Dataset content start

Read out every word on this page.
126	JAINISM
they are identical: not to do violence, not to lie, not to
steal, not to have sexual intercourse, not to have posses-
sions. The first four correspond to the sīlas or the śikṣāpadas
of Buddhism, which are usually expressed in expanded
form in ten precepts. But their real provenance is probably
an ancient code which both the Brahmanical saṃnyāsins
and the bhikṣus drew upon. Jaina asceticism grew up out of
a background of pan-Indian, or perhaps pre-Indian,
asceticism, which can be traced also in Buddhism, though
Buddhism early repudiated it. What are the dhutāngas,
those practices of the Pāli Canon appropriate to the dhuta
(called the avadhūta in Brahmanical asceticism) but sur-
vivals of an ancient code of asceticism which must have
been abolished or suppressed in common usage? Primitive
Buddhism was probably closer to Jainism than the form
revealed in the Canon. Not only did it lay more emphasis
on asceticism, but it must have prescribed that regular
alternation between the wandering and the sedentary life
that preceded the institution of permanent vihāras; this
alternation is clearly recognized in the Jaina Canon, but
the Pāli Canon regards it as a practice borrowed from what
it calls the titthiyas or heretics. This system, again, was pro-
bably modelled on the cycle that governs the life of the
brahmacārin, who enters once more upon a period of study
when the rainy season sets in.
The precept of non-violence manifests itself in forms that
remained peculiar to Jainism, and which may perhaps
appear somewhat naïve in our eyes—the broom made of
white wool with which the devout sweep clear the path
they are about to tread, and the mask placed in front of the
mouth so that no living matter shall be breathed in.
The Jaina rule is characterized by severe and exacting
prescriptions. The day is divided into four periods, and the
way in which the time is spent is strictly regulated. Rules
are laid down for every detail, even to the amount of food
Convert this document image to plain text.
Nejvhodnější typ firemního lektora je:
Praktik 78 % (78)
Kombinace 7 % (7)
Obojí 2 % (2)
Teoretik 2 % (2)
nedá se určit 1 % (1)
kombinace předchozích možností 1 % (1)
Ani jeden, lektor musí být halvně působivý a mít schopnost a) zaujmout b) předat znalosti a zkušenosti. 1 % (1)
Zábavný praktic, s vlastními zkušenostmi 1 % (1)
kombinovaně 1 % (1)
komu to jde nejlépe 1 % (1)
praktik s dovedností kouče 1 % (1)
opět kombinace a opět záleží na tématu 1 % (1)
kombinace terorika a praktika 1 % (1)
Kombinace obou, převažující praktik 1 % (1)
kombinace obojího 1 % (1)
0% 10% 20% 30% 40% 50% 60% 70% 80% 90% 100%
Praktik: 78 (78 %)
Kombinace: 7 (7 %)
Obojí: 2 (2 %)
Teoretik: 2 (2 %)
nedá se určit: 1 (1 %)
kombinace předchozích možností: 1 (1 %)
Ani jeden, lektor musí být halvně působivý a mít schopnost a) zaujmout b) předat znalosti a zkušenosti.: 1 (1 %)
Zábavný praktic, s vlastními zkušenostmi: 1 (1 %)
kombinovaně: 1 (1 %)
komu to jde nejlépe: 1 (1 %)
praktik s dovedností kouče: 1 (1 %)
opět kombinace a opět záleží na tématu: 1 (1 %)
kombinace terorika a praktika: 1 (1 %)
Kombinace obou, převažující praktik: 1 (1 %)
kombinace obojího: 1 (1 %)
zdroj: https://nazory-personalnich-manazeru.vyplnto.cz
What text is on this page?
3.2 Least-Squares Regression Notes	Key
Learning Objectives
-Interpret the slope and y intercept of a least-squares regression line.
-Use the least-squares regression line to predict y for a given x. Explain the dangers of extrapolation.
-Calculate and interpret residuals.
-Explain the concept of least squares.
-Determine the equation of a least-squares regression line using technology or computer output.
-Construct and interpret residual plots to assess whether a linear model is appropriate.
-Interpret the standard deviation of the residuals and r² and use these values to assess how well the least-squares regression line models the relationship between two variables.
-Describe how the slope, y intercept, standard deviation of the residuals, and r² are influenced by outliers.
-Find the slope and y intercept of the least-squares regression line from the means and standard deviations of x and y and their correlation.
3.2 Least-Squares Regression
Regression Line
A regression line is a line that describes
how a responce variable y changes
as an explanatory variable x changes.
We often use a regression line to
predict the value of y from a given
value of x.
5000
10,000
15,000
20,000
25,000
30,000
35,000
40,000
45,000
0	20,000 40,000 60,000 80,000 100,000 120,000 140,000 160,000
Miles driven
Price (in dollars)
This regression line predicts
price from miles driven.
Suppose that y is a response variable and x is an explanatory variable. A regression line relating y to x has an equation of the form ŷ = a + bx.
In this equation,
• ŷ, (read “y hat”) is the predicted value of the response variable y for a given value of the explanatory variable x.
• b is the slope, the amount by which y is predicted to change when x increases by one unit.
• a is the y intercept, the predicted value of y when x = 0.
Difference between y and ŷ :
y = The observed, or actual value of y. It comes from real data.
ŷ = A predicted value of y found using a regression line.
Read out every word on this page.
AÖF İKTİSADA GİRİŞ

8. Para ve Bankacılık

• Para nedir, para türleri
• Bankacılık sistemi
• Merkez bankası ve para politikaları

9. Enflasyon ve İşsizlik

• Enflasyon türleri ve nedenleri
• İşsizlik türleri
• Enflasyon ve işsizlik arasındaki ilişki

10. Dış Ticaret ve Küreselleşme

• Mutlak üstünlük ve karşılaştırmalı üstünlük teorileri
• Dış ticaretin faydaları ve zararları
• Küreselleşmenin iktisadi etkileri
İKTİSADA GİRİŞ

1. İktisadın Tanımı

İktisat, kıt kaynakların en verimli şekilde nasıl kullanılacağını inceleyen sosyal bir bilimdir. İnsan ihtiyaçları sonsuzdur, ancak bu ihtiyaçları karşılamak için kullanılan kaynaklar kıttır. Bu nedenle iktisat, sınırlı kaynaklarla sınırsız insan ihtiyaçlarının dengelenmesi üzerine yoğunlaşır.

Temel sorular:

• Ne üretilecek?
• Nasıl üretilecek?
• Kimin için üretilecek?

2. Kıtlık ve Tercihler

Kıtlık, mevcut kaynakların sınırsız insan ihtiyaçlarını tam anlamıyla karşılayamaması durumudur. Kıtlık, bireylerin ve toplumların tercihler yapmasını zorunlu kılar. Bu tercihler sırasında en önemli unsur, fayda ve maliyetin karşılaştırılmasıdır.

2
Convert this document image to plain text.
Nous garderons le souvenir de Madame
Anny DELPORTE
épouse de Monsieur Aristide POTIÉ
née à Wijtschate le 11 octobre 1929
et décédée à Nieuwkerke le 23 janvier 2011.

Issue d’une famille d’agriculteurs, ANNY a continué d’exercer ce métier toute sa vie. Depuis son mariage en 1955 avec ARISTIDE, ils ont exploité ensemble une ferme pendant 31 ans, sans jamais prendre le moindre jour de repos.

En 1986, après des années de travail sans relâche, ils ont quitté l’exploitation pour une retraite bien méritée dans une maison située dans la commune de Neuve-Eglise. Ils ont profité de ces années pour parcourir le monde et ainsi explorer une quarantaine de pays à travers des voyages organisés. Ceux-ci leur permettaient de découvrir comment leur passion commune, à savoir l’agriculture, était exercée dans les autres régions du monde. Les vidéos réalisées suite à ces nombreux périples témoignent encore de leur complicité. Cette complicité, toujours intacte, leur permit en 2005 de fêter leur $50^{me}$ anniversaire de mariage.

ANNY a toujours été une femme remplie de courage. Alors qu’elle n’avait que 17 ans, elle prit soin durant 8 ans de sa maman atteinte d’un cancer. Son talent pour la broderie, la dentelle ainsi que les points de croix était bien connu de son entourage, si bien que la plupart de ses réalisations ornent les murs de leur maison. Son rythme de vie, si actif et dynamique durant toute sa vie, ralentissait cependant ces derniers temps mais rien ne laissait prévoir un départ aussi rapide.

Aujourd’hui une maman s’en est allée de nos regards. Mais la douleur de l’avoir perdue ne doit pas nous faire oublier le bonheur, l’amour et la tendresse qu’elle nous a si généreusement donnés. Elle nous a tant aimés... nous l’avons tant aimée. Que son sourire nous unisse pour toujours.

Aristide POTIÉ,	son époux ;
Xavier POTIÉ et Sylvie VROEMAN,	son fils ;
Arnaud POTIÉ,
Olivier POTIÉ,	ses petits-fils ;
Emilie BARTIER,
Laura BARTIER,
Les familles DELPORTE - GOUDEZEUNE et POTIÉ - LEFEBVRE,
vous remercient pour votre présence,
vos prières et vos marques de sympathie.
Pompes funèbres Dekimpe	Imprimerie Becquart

Dataset content end

Return all the lines that contain the string "ancient".

→ **Solved problem**:
an ancient code which both the Brahmanical saṃnyāsins
vivals of an ancient code of asceticism which must have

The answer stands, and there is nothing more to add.